REQUIREMENTS: Copy every entry exactly as given, minus the images.

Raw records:

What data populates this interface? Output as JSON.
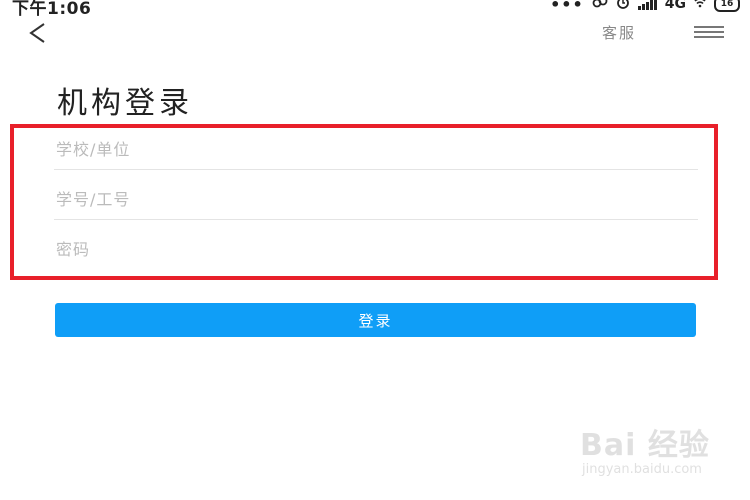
{
  "status_bar": {
    "time": "下午1:06",
    "network": "4G",
    "battery": "16"
  },
  "nav": {
    "service_label": "客服"
  },
  "page": {
    "title": "机构登录"
  },
  "form": {
    "school_placeholder": "学校/单位",
    "id_placeholder": "学号/工号",
    "password_placeholder": "密码"
  },
  "actions": {
    "login_label": "登录"
  },
  "watermark": {
    "brand": "Bai 经验",
    "url": "jingyan.baidu.com"
  },
  "colors": {
    "primary": "#0f9ef7",
    "highlight_border": "#e8202a"
  },
  "icons": {
    "back": "chevron-left-icon",
    "menu": "menu-icon"
  }
}
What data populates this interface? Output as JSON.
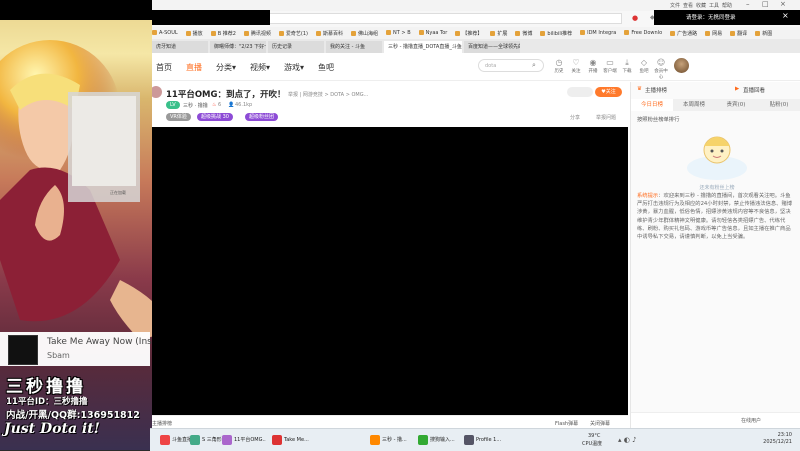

RESULT FOR THIS TASK:
What data populates this interface? Output as JSON.
{
  "status_bar": {
    "time": "下午1:06",
    "network": "4G",
    "battery": "16"
  },
  "nav": {
    "service_label": "客服"
  },
  "page": {
    "title": "机构登录"
  },
  "form": {
    "school_placeholder": "学校/单位",
    "id_placeholder": "学号/工号",
    "password_placeholder": "密码"
  },
  "actions": {
    "login_label": "登录"
  },
  "watermark": {
    "brand": "Bai 经验",
    "url": "jingyan.baidu.com"
  },
  "colors": {
    "primary": "#0f9ef7",
    "highlight_border": "#e8202a"
  },
  "icons": {
    "back": "chevron-left-icon",
    "menu": "menu-icon"
  }
}
What data populates this interface? Output as JSON.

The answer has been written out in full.